Teaching Trad Music: From Aural to Reading

This blog post about teaching trad musicians to read music was written by Dr. Jen Narkevicius, CMP, CME. Jen is a harper in Virginia, USA. Her innovative teaching combines expertise in psychology, gifted and talented education, and ergonomics. She is a Certified Music Practitioner and Certified Music Ergonomist as well as President and Competition Committee Chair of Scottish Harp Society of America, Secretary of National Standards Board for Music Ergonomics, and instructor at Ohio Scottish Arts School. She blogs weekly at www.jeniuscreations.com.

As a trad (traditional) musician, I focus on folk music from Scotland and Ireland and I typically learn and teach tunes in the traditional way – by ear. It’s a rich way to internalise tunes while also learning about the idiom, the tradition and the culture from which it comes. But for trad students, it can be a stretch to move from teaching through this aural tradition to reading music.

There are literally millions of tunes in the world – from every culture, from each tradition and from every slice of time. Many of these tunes are no longer played, so it’s impossible to learn them aurally.

While loads of tunes have been lost over time, oh-so-many have been written down and saved for musicians to discover and share later.

Conveniently, our current system of music notation is a tool that can be applied to all the genres (orchestral, pop, jazz, folk, etc.) which makes music easy to share.

Reading is Reading

Music is a series of symbols and patterns, just like language. Written music provides another means of examining those patterns.

But learning a new language can be daunting. There aren’t many students who list English or French as their favourite subject in school!

The good news is that written music is just like any other written language: It’s a collection of lines, squiggles, and ink blots used to convey meaning which is then expressed through sound. It’s just easier to learn to read if you already speak the language.

Music scores are written in a language our students are learning to speak, and it’s our happy chance to help them become both fluent and literate.

◆ **Job 1**:
In the blog post on teaching trad musicians to read music, the folk music of which two countries does the writer focus on?
◆ **Job 2**:
Please carry the blog post on teaching trad musicians to read music forward from its last sentence.

◆ **Raw records**:
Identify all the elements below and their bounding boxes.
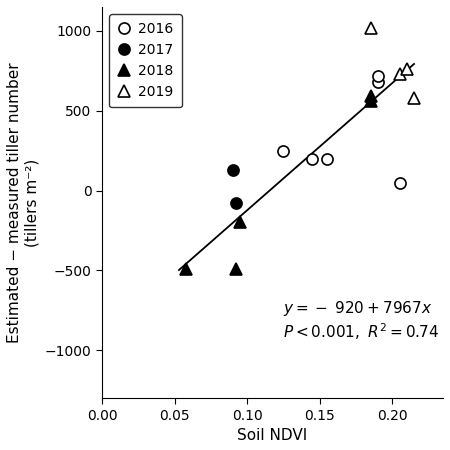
Legend: 2016, 2017, 2018, 2019: 2016, 2017, 2018, 2019	[109, 14, 182, 108]
X-axis label: Soil NDVI: Soil NDVI	[238, 428, 308, 443]
Text: $y = -\ 920 + 7967x$
$P < 0.001,\ R^2 = 0.74$: $y = -\ 920 + 7967x$ $P < 0.001,\ R^2 = …	[284, 299, 439, 342]
Y-axis label: Estimated − measured tiller number
(tillers m⁻²): Estimated − measured tiller number (till…	[7, 62, 39, 343]
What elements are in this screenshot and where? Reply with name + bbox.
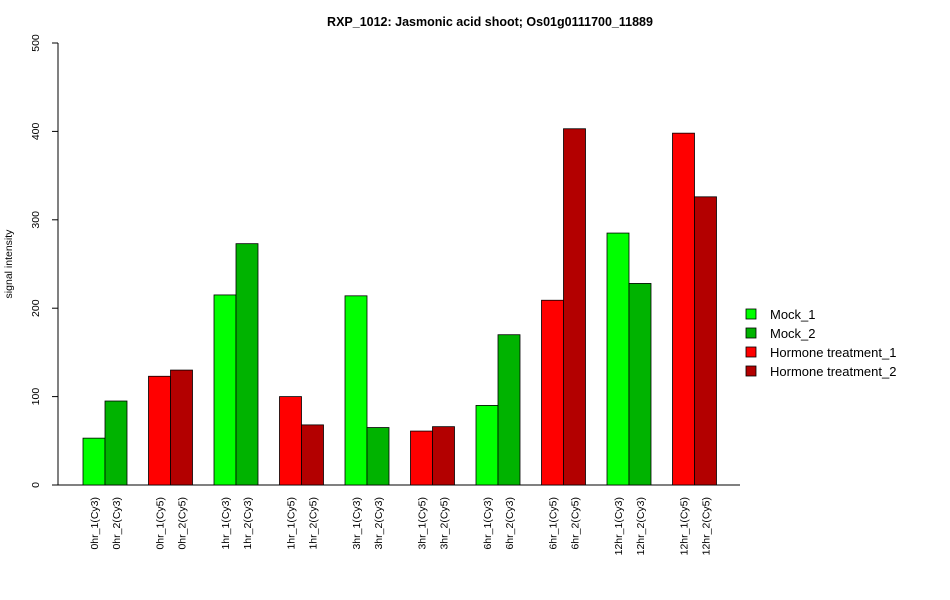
x-tick-label: 0hr_1(Cy5) — [155, 497, 167, 550]
bar — [104, 400, 128, 486]
x-tick-label: 0hr_2(Cy3) — [111, 497, 123, 550]
y-tick-label: 200 — [30, 299, 42, 317]
x-tick-label: 6hr_1(Cy5) — [548, 497, 560, 550]
x-tick-label: 0hr_2(Cy5) — [177, 497, 189, 550]
chart-title: RXP_1012: Jasmonic acid shoot; Os01g0111… — [327, 15, 653, 29]
x-tick-label: 12hr_1(Cy5) — [679, 497, 691, 555]
legend-swatch — [745, 365, 757, 377]
x-tick-label: 6hr_2(Cy5) — [570, 497, 582, 550]
bar — [475, 405, 499, 486]
x-tick-label: 1hr_2(Cy3) — [242, 497, 254, 550]
bar-group — [82, 128, 717, 486]
x-tick-label: 1hr_1(Cy3) — [220, 497, 232, 550]
x-tick-label: 12hr_2(Cy5) — [701, 497, 713, 555]
legend-swatch — [745, 308, 757, 320]
x-tick-labels: 0hr_1(Cy3) 0hr_2(Cy3) 0hr_1(Cy5) 0hr_2(Cy5)… — [89, 497, 713, 555]
legend-label: Hormone treatment_2 — [770, 364, 896, 379]
x-tick-label: 12hr_1(Cy3) — [613, 497, 625, 555]
y-tick-label: 100 — [30, 388, 42, 406]
bar — [672, 132, 695, 486]
bar — [344, 295, 368, 486]
x-tick-label: 1hr_1(Cy5) — [286, 497, 298, 550]
x-tick-label: 12hr_2(Cy3) — [635, 497, 647, 555]
y-axis-label: signal intensity — [3, 229, 15, 299]
bar — [148, 375, 171, 486]
x-tick-label: 1hr_2(Cy5) — [308, 497, 320, 550]
bar — [235, 243, 259, 486]
legend-label: Mock_2 — [770, 326, 816, 341]
bar — [279, 396, 302, 486]
bar — [694, 196, 717, 486]
legend: Mock_1 Mock_2 Hormone treatment_1 Hormone t… — [745, 307, 896, 379]
bar — [432, 426, 455, 486]
x-tick-label: 0hr_1(Cy3) — [89, 497, 101, 550]
bar — [366, 427, 390, 486]
bar — [628, 283, 652, 486]
bar — [497, 334, 521, 486]
bar — [213, 294, 237, 486]
bar — [541, 299, 564, 486]
y-tick-label: 0 — [30, 482, 42, 488]
bar — [563, 128, 586, 486]
bar — [82, 437, 106, 486]
y-axis: 0 100 200 300 400 500 — [30, 34, 59, 488]
x-tick-label: 3hr_2(Cy3) — [373, 497, 385, 550]
bar — [606, 232, 630, 486]
y-tick-label: 400 — [30, 122, 42, 140]
x-tick-label: 3hr_1(Cy3) — [351, 497, 363, 550]
legend-swatch — [745, 327, 757, 339]
x-tick-label: 3hr_1(Cy5) — [417, 497, 429, 550]
x-tick-label: 6hr_1(Cy3) — [482, 497, 494, 550]
legend-swatch — [745, 346, 757, 358]
x-tick-label: 3hr_2(Cy5) — [439, 497, 451, 550]
y-tick-label: 300 — [30, 211, 42, 229]
x-tick-label: 6hr_2(Cy3) — [504, 497, 516, 550]
bar — [301, 424, 324, 486]
bar — [410, 430, 433, 486]
bar — [170, 369, 193, 486]
legend-label: Hormone treatment_1 — [770, 345, 896, 360]
legend-label: Mock_1 — [770, 307, 816, 322]
y-tick-label: 500 — [30, 34, 42, 52]
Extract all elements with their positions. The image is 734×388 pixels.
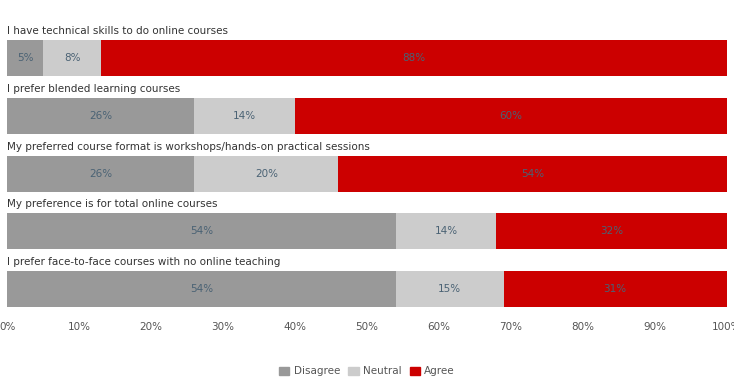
- Bar: [101, 40, 727, 76]
- Bar: [7, 213, 396, 249]
- Text: 20%: 20%: [255, 168, 277, 178]
- Text: 60%: 60%: [499, 111, 523, 121]
- Text: 88%: 88%: [402, 53, 425, 63]
- Bar: [7, 156, 195, 192]
- Bar: [195, 156, 338, 192]
- Text: I prefer face-to-face courses with no online teaching: I prefer face-to-face courses with no on…: [7, 257, 280, 267]
- Bar: [396, 271, 504, 307]
- Text: My preference is for total online courses: My preference is for total online course…: [7, 199, 218, 210]
- Bar: [496, 213, 727, 249]
- Text: 8%: 8%: [64, 53, 80, 63]
- Bar: [7, 98, 195, 134]
- Bar: [43, 40, 101, 76]
- Text: 26%: 26%: [90, 168, 112, 178]
- Text: I have technical skills to do online courses: I have technical skills to do online cou…: [7, 26, 228, 36]
- Text: 31%: 31%: [603, 284, 627, 294]
- Text: 15%: 15%: [438, 284, 461, 294]
- Text: I prefer blended learning courses: I prefer blended learning courses: [7, 84, 181, 94]
- Bar: [7, 271, 396, 307]
- Bar: [295, 98, 727, 134]
- Legend: Disagree, Neutral, Agree: Disagree, Neutral, Agree: [275, 362, 459, 380]
- Text: 14%: 14%: [233, 111, 256, 121]
- Text: 54%: 54%: [190, 284, 213, 294]
- Text: 26%: 26%: [90, 111, 112, 121]
- Bar: [338, 156, 727, 192]
- Bar: [504, 271, 727, 307]
- Text: 54%: 54%: [521, 168, 544, 178]
- Bar: [7, 40, 43, 76]
- Text: My preferred course format is workshops/hands-on practical sessions: My preferred course format is workshops/…: [7, 142, 370, 152]
- Bar: [396, 213, 496, 249]
- Text: 32%: 32%: [600, 227, 623, 236]
- Bar: [195, 98, 295, 134]
- Text: 14%: 14%: [435, 227, 458, 236]
- Text: 54%: 54%: [190, 227, 213, 236]
- Text: 5%: 5%: [17, 53, 34, 63]
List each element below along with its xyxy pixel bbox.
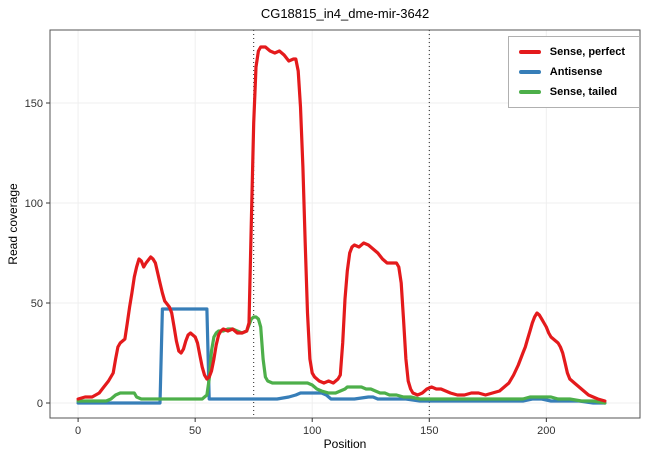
svg-text:0: 0 [37, 398, 43, 410]
chart-legend: Sense, perfect Antisense Sense, tailed [507, 36, 640, 108]
legend-label: Antisense [549, 66, 603, 78]
legend-item-sense-tailed: Sense, tailed [518, 86, 625, 98]
svg-text:150: 150 [420, 425, 438, 437]
x-axis-label: Position [323, 437, 367, 451]
antisense-line-swatch [518, 70, 541, 74]
legend-label: Sense, perfect [549, 46, 625, 58]
legend-item-antisense: Antisense [518, 66, 625, 78]
svg-text:50: 50 [189, 425, 201, 437]
sense-tailed-line-swatch [518, 90, 541, 94]
svg-text:50: 50 [31, 298, 43, 310]
legend-item-sense-perfect: Sense, perfect [518, 46, 625, 58]
svg-text:200: 200 [537, 425, 555, 437]
svg-text:100: 100 [303, 425, 321, 437]
chart-title: CG18815_in4_dme-mir-3642 [260, 6, 430, 21]
legend-label: Sense, tailed [549, 86, 618, 98]
svg-text:150: 150 [25, 98, 43, 110]
sense-perfect-line-swatch [518, 50, 541, 54]
svg-text:100: 100 [25, 198, 43, 210]
svg-text:0: 0 [75, 425, 81, 437]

◆ **Answer 1**:
Scotland and Ireland.

◆ **Answer 2**:
We learn to read music much like we learnt to read words. And by following a similar process, it can be fairly painless. (Although, depending on your instrument, you may put the steps in a different order.)

There’s no magic in transitioning from aural to written music: Start with the basics and build from there.

Note: Depending on your instrument, you might do these steps in a different order.

Step 1: The Basics of Sound

We start with building fluency. In my trad music studio, I do loads of teaching by rote before we even talk about reading – even with students who already know how to read music. Because no matter how well you can read, isn’t the point to play the instrument?

So, we start there.

Beginning with teaching music by rote (even for trad students who are professional musicians on other instruments) allows us to focus on both playing the instrument and learning how to produce good sounds.

Once the student has learnt enough about the technical elements of playing to play proficiently, then we begin to learn to read.

The process continues by focussing on the role of written music as a guide, communication tool and memory aid rather than as the be-all, end-all arbiter of truth.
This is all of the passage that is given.